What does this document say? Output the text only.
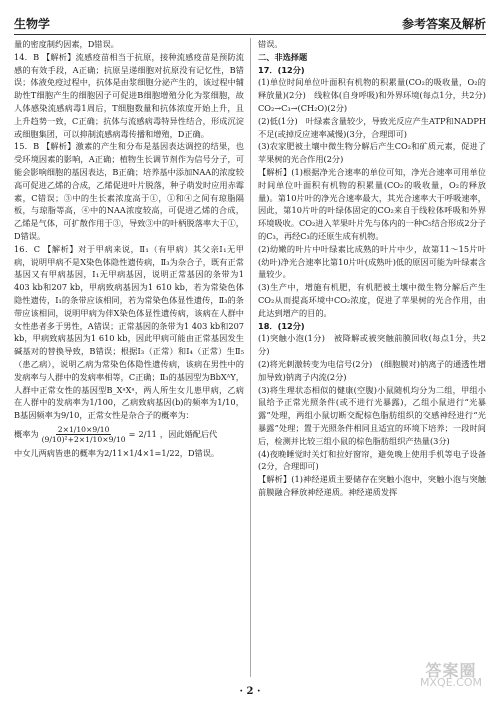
生物学	参考答案及解析

量的密度制约因素，D错误。

14．B 【解析】流感疫苗相当于抗原，接种流感疫苗是预防流感的有效手段，A正确；抗原呈递细胞对抗原没有记忆性，B错误；体液免疫过程中，抗体是由浆细胞分泌产生的，该过程中辅助性T细胞产生的细胞因子可促进B细胞增殖分化为浆细胞，故人体感染流感病毒1周后，T细胞数量和抗体浓度开始上升，且上升趋势一致，C正确；抗体与流感病毒特异性结合，形成沉淀或细胞集团，可以抑制流感病毒传播和增殖，D正确。

15．B 【解析】激素的产生和分布是基因表达调控的结果，也受环境因素的影响，A正确；植物生长调节剂作为信号分子，可能会影响细胞的基因表达，B正确；培养基中添加NAA的浓度较高可促进乙烯的合成，乙烯促进叶片脱落，种子萌发时应用赤霉素，C错误；③中的生长素浓度高于①，①和④之间有琼脂隔板，与琼脂等高，④中的NAA浓度较高，可促进乙烯的合成，乙烯是气体，可扩散作用于③，导致③中的叶柄脱落率大于①，D错误。

16．C 【解析】对于甲病来说，Ⅱ₁（有甲病）其父亲Ⅰ₁无甲病，说明甲病不是X染色体隐性遗传病，Ⅱ₃为杂合子，既有正常基因又有甲病基因，Ⅰ₁无甲病基因，说明正常基因的条带为1 403 kb和207 kb，甲病致病基因为1 610 kb，若为常染色体隐性遗传，Ⅰ₁的条带应该相同，若为常染色体显性遗传，Ⅱ₃的条带应该相同，说明甲病为伴X染色体显性遗传病，该病在人群中女性患者多于男性，A错误；正常基因的条带为1 403 kb和207 kb，甲病致病基因为1 610 kb，因此甲病可能由正常基因发生碱基对的替换导致，B错误；根据Ⅰ₃（正常）和Ⅰ₄（正常）生Ⅱ₅（患乙病），说明乙病为常染色体隐性遗传病，该病在男性中的发病率与人群中的发病率相等，C正确；Ⅱ₃的基因型为BbXᴬY，人群中正常女性的基因型B_XᵃXᵃ，两人所生女儿患甲病，乙病在人群中的发病率为1/100，乙病致病基因(b)的频率为1/10，B基因频率为9/10，正常女性是杂合子的概率为：

概率为 $\frac{2\times 1/10\times 9/10}{\text{(9/10)²+2×1/10×9/10}} = 2/11$ ，因此婚配后代

中女儿两病皆患的概率为2/11×1/4×1=1/22，D错误。

错误。

二、非选择题

17．(12分)

(1)单位时间单位叶面积有机物的积累量(CO₂的吸收量，O₂的释放量)(2分)　线粒体(自身呼吸)和外界环境(每点1分，共2分)　CO₂→C₃→(CH₂O)(2分)

(2)低(1分)　叶绿素含量较少，导致光反应产生ATP和NADPH不足(或掉反应速率减慢)(3分，合理即可)

(3)农家肥被土壤中微生物分解后产生CO₂和矿质元素，促进了苹果树的光合作用(2分)

【解析】(1)根据净光合速率的单位可知，净光合速率可用单位时间单位叶面积有机物的积累量(CO₂的吸收量，O₂的释放量)。第10片叶的净光合速率最大，其光合速率大于呼吸速率，因此，第10片叶的叶绿体固定的CO₂来自于线粒体呼吸和外界环境吸收。CO₂进入苹果叶片先与体内的一种C₅结合形成2分子的C₃，再经C₃的还原生成有机物。

(2)幼嫩的叶片中叶绿素比成熟的叶片中少，故第11～15片叶(幼叶)净光合速率比第10片叶(成熟叶)低的原因可能为叶绿素含量较少。

(3)生产中，增施有机肥，有机肥被土壤中微生物分解后产生CO₂从而提高环境中CO₂浓度，促进了苹果树的光合作用，由此达到增产的目的。

18．(12分)

(1)突触小泡(1分)　被降解或被突触前膜回收(每点1分，共2分)

(2)将光刺激转变为电信号(2分)　(细胞膜对)钠离子的通透性增加导致)钠离子内流(2分)

(3)将生理状态相似的健康(空腹)小鼠随机均分为二组，甲组小鼠给予正常光照条件(或不进行光暴露)，乙组小鼠进行“光暴露”处理，两组小鼠切断交配棕色脂肪组织的交感神经进行“光暴露”处理；置于光照条件相同且适宜的环境下培养；一段时间后，检测并比较三组小鼠的棕色脂肪组织产热量(3分)

(4)夜晚睡觉时关灯和拉好窗帘，避免晚上使用手机等电子设备(2分，合理即可)

【解析】(1)神经递质主要储存在突触小泡中，突触小泡与突触前膜融合释放神经递质。神经递质发挥

· 2 ·
答案圈
MXQE.COM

Instruction: Each line above is to be copied verbatim. Drop any image from the copy.

Written solution:
What does this document say? Output the text only.
生物学	参考答案及解析

量的密度制约因素，D错误。

14．B 【解析】流感疫苗相当于抗原，接种流感疫苗是预防流感的有效手段，A正确；抗原呈递细胞对抗原没有记忆性，B错误；体液免疫过程中，抗体是由浆细胞分泌产生的，该过程中辅助性T细胞产生的细胞因子可促进B细胞增殖分化为浆细胞，故人体感染流感病毒1周后，T细胞数量和抗体浓度开始上升，且上升趋势一致，C正确；抗体与流感病毒特异性结合，形成沉淀或细胞集团，可以抑制流感病毒传播和增殖，D正确。

15．B 【解析】激素的产生和分布是基因表达调控的结果，也受环境因素的影响，A正确；植物生长调节剂作为信号分子，可能会影响细胞的基因表达，B正确；培养基中添加NAA的浓度较高可促进乙烯的合成，乙烯促进叶片脱落，种子萌发时应用赤霉素，C错误；③中的生长素浓度高于①，①和④之间有琼脂隔板，与琼脂等高，④中的NAA浓度较高，可促进乙烯的合成，乙烯是气体，可扩散作用于③，导致③中的叶柄脱落率大于①，D错误。

16．C 【解析】对于甲病来说，Ⅱ₁（有甲病）其父亲Ⅰ₁无甲病，说明甲病不是X染色体隐性遗传病，Ⅱ₃为杂合子，既有正常基因又有甲病基因，Ⅰ₁无甲病基因，说明正常基因的条带为1 403 kb和207 kb，甲病致病基因为1 610 kb，若为常染色体隐性遗传，Ⅰ₁的条带应该相同，若为常染色体显性遗传，Ⅱ₃的条带应该相同，说明甲病为伴X染色体显性遗传病，该病在人群中女性患者多于男性，A错误；正常基因的条带为1 403 kb和207 kb，甲病致病基因为1 610 kb，因此甲病可能由正常基因发生碱基对的替换导致，B错误；根据Ⅰ₃（正常）和Ⅰ₄（正常）生Ⅱ₅（患乙病），说明乙病为常染色体隐性遗传病，该病在男性中的发病率与人群中的发病率相等，C正确；Ⅱ₃的基因型为BbXᴬY，人群中正常女性的基因型B_XᵃXᵃ，两人所生女儿患甲病，乙病在人群中的发病率为1/100，乙病致病基因(b)的频率为1/10，B基因频率为9/10，正常女性是杂合子的概率为：

概率为 $\frac{2\times 1/10\times 9/10}{\text{(9/10)²+2×1/10×9/10}} = 2/11$ ，因此婚配后代

中女儿两病皆患的概率为2/11×1/4×1=1/22，D错误。

错误。

二、非选择题

17．(12分)

(1)单位时间单位叶面积有机物的积累量(CO₂的吸收量，O₂的释放量)(2分)　线粒体(自身呼吸)和外界环境(每点1分，共2分)　CO₂→C₃→(CH₂O)(2分)

(2)低(1分)　叶绿素含量较少，导致光反应产生ATP和NADPH不足(或掉反应速率减慢)(3分，合理即可)

(3)农家肥被土壤中微生物分解后产生CO₂和矿质元素，促进了苹果树的光合作用(2分)

【解析】(1)根据净光合速率的单位可知，净光合速率可用单位时间单位叶面积有机物的积累量(CO₂的吸收量，O₂的释放量)。第10片叶的净光合速率最大，其光合速率大于呼吸速率，因此，第10片叶的叶绿体固定的CO₂来自于线粒体呼吸和外界环境吸收。CO₂进入苹果叶片先与体内的一种C₅结合形成2分子的C₃，再经C₃的还原生成有机物。

(2)幼嫩的叶片中叶绿素比成熟的叶片中少，故第11～15片叶(幼叶)净光合速率比第10片叶(成熟叶)低的原因可能为叶绿素含量较少。

(3)生产中，增施有机肥，有机肥被土壤中微生物分解后产生CO₂从而提高环境中CO₂浓度，促进了苹果树的光合作用，由此达到增产的目的。

18．(12分)

(1)突触小泡(1分)　被降解或被突触前膜回收(每点1分，共2分)

(2)将光刺激转变为电信号(2分)　(细胞膜对)钠离子的通透性增加导致)钠离子内流(2分)

(3)将生理状态相似的健康(空腹)小鼠随机均分为二组，甲组小鼠给予正常光照条件(或不进行光暴露)，乙组小鼠进行“光暴露”处理，两组小鼠切断交配棕色脂肪组织的交感神经进行“光暴露”处理；置于光照条件相同且适宜的环境下培养；一段时间后，检测并比较三组小鼠的棕色脂肪组织产热量(3分)

(4)夜晚睡觉时关灯和拉好窗帘，避免晚上使用手机等电子设备(2分，合理即可)

【解析】(1)神经递质主要储存在突触小泡中，突触小泡与突触前膜融合释放神经递质。神经递质发挥

· 2 ·
答案圈
MXQE.COM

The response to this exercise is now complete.